-- begin --
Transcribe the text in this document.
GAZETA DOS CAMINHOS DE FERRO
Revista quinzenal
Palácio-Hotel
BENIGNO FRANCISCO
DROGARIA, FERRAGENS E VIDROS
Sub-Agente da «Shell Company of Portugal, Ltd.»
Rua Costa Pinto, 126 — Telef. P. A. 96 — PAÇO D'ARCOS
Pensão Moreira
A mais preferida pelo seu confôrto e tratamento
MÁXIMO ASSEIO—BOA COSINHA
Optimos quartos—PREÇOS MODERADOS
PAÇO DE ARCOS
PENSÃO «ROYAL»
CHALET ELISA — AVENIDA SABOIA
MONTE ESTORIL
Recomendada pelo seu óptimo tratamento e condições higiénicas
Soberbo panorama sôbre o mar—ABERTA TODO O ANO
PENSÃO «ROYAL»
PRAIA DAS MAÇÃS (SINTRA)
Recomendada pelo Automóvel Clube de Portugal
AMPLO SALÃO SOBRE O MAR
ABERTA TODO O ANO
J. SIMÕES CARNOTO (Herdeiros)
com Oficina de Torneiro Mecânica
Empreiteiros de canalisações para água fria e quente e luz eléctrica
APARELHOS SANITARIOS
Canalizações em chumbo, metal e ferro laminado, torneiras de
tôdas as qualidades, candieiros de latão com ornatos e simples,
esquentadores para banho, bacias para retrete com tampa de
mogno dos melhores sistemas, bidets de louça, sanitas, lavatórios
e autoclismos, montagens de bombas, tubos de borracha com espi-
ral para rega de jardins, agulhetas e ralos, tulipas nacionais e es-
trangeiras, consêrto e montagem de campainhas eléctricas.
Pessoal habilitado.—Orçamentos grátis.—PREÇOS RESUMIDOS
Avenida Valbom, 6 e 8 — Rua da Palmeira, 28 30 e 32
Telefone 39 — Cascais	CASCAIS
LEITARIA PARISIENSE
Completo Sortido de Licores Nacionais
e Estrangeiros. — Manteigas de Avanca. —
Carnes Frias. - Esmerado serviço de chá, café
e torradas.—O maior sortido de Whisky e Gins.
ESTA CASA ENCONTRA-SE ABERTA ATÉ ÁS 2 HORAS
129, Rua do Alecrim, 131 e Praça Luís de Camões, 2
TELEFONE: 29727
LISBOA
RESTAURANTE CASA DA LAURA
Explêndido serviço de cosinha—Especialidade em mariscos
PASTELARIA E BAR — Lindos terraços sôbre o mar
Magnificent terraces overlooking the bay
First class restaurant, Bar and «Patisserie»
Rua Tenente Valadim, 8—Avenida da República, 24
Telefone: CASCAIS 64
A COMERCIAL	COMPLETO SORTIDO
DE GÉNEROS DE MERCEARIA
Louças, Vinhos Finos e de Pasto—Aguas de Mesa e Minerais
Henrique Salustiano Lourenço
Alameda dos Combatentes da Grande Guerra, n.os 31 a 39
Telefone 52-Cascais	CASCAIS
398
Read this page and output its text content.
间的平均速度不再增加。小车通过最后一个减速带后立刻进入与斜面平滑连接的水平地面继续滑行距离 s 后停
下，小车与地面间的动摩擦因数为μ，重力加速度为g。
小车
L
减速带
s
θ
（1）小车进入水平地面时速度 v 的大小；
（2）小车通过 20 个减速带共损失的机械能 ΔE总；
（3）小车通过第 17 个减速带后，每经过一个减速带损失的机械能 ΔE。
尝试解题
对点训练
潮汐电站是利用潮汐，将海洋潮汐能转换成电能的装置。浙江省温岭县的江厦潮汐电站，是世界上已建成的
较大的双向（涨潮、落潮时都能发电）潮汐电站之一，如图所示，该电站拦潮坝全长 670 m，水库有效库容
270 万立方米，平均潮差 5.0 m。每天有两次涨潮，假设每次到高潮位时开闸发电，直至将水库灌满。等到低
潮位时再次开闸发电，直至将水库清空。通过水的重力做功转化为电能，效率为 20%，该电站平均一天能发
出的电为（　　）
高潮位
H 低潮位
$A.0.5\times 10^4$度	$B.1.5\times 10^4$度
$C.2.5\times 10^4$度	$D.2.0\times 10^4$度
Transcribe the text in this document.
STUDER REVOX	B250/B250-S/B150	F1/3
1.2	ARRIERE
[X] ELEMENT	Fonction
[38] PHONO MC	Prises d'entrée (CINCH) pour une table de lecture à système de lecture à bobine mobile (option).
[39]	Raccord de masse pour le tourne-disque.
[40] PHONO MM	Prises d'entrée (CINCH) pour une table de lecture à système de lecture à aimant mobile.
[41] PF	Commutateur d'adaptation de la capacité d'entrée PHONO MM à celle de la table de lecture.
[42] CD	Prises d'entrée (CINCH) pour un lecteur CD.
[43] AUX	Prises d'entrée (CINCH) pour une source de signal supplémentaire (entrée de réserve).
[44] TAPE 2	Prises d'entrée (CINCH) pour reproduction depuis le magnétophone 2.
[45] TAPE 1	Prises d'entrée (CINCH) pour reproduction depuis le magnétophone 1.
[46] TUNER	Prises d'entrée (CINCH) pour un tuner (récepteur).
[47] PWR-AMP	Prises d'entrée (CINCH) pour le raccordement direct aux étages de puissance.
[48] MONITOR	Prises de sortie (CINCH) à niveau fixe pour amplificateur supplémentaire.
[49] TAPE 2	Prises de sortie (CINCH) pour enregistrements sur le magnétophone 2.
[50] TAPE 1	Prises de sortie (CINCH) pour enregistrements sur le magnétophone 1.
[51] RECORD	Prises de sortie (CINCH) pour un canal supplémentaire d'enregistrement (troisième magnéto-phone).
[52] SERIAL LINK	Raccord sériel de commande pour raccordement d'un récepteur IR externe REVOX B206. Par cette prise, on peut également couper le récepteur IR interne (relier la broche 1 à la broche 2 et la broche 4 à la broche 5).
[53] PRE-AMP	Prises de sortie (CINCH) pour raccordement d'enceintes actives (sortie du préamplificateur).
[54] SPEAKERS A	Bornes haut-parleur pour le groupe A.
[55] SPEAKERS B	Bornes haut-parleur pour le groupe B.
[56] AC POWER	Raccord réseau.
-- end --
* [WHAT TO WORK ON] Please set down each line of the records exactly as given.

* [EXERCISE ANSWER]
Transcribe the text in this document.
GAZETA DOS CAMINHOS DE FERRO
Revista quinzenal
Palácio-Hotel
BENIGNO FRANCISCO
DROGARIA, FERRAGENS E VIDROS
Sub-Agente da «Shell Company of Portugal, Ltd.»
Rua Costa Pinto, 126 — Telef. P. A. 96 — PAÇO D'ARCOS
Pensão Moreira
A mais preferida pelo seu confôrto e tratamento
MÁXIMO ASSEIO—BOA COSINHA
Optimos quartos—PREÇOS MODERADOS
PAÇO DE ARCOS
PENSÃO «ROYAL»
CHALET ELISA — AVENIDA SABOIA
MONTE ESTORIL
Recomendada pelo seu óptimo tratamento e condições higiénicas
Soberbo panorama sôbre o mar—ABERTA TODO O ANO
PENSÃO «ROYAL»
PRAIA DAS MAÇÃS (SINTRA)
Recomendada pelo Automóvel Clube de Portugal
AMPLO SALÃO SOBRE O MAR
ABERTA TODO O ANO
J. SIMÕES CARNOTO (Herdeiros)
com Oficina de Torneiro Mecânica
Empreiteiros de canalisações para água fria e quente e luz eléctrica
APARELHOS SANITARIOS
Canalizações em chumbo, metal e ferro laminado, torneiras de
tôdas as qualidades, candieiros de latão com ornatos e simples,
esquentadores para banho, bacias para retrete com tampa de
mogno dos melhores sistemas, bidets de louça, sanitas, lavatórios
e autoclismos, montagens de bombas, tubos de borracha com espi-
ral para rega de jardins, agulhetas e ralos, tulipas nacionais e es-
trangeiras, consêrto e montagem de campainhas eléctricas.
Pessoal habilitado.—Orçamentos grátis.—PREÇOS RESUMIDOS
Avenida Valbom, 6 e 8 — Rua da Palmeira, 28 30 e 32
Telefone 39 — Cascais	CASCAIS
LEITARIA PARISIENSE
Completo Sortido de Licores Nacionais
e Estrangeiros. — Manteigas de Avanca. —
Carnes Frias. - Esmerado serviço de chá, café
e torradas.—O maior sortido de Whisky e Gins.
ESTA CASA ENCONTRA-SE ABERTA ATÉ ÁS 2 HORAS
129, Rua do Alecrim, 131 e Praça Luís de Camões, 2
TELEFONE: 29727
LISBOA
RESTAURANTE CASA DA LAURA
Explêndido serviço de cosinha—Especialidade em mariscos
PASTELARIA E BAR — Lindos terraços sôbre o mar
Magnificent terraces overlooking the bay
First class restaurant, Bar and «Patisserie»
Rua Tenente Valadim, 8—Avenida da República, 24
Telefone: CASCAIS 64
A COMERCIAL	COMPLETO SORTIDO
DE GÉNEROS DE MERCEARIA
Louças, Vinhos Finos e de Pasto—Aguas de Mesa e Minerais
Henrique Salustiano Lourenço
Alameda dos Combatentes da Grande Guerra, n.os 31 a 39
Telefone 52-Cascais	CASCAIS
398
Read this page and output its text content.
间的平均速度不再增加。小车通过最后一个减速带后立刻进入与斜面平滑连接的水平地面继续滑行距离 s 后停
下，小车与地面间的动摩擦因数为μ，重力加速度为g。
小车
L
减速带
s
θ
（1）小车进入水平地面时速度 v 的大小；
（2）小车通过 20 个减速带共损失的机械能 ΔE总；
（3）小车通过第 17 个减速带后，每经过一个减速带损失的机械能 ΔE。
尝试解题
对点训练
潮汐电站是利用潮汐，将海洋潮汐能转换成电能的装置。浙江省温岭县的江厦潮汐电站，是世界上已建成的
较大的双向（涨潮、落潮时都能发电）潮汐电站之一，如图所示，该电站拦潮坝全长 670 m，水库有效库容
270 万立方米，平均潮差 5.0 m。每天有两次涨潮，假设每次到高潮位时开闸发电，直至将水库灌满。等到低
潮位时再次开闸发电，直至将水库清空。通过水的重力做功转化为电能，效率为 20%，该电站平均一天能发
出的电为（　　）
高潮位
H 低潮位
$A.0.5\times 10^4$度	$B.1.5\times 10^4$度
$C.2.5\times 10^4$度	$D.2.0\times 10^4$度
Transcribe the text in this document.
STUDER REVOX	B250/B250-S/B150	F1/3
1.2	ARRIERE
[X] ELEMENT	Fonction
[38] PHONO MC	Prises d'entrée (CINCH) pour une table de lecture à système de lecture à bobine mobile (option).
[39]	Raccord de masse pour le tourne-disque.
[40] PHONO MM	Prises d'entrée (CINCH) pour une table de lecture à système de lecture à aimant mobile.
[41] PF	Commutateur d'adaptation de la capacité d'entrée PHONO MM à celle de la table de lecture.
[42] CD	Prises d'entrée (CINCH) pour un lecteur CD.
[43] AUX	Prises d'entrée (CINCH) pour une source de signal supplémentaire (entrée de réserve).
[44] TAPE 2	Prises d'entrée (CINCH) pour reproduction depuis le magnétophone 2.
[45] TAPE 1	Prises d'entrée (CINCH) pour reproduction depuis le magnétophone 1.
[46] TUNER	Prises d'entrée (CINCH) pour un tuner (récepteur).
[47] PWR-AMP	Prises d'entrée (CINCH) pour le raccordement direct aux étages de puissance.
[48] MONITOR	Prises de sortie (CINCH) à niveau fixe pour amplificateur supplémentaire.
[49] TAPE 2	Prises de sortie (CINCH) pour enregistrements sur le magnétophone 2.
[50] TAPE 1	Prises de sortie (CINCH) pour enregistrements sur le magnétophone 1.
[51] RECORD	Prises de sortie (CINCH) pour un canal supplémentaire d'enregistrement (troisième magnéto-phone).
[52] SERIAL LINK	Raccord sériel de commande pour raccordement d'un récepteur IR externe REVOX B206. Par cette prise, on peut également couper le récepteur IR interne (relier la broche 1 à la broche 2 et la broche 4 à la broche 5).
[53] PRE-AMP	Prises de sortie (CINCH) pour raccordement d'enceintes actives (sortie du préamplificateur).
[54] SPEAKERS A	Bornes haut-parleur pour le groupe A.
[55] SPEAKERS B	Bornes haut-parleur pour le groupe B.
[56] AC POWER	Raccord réseau.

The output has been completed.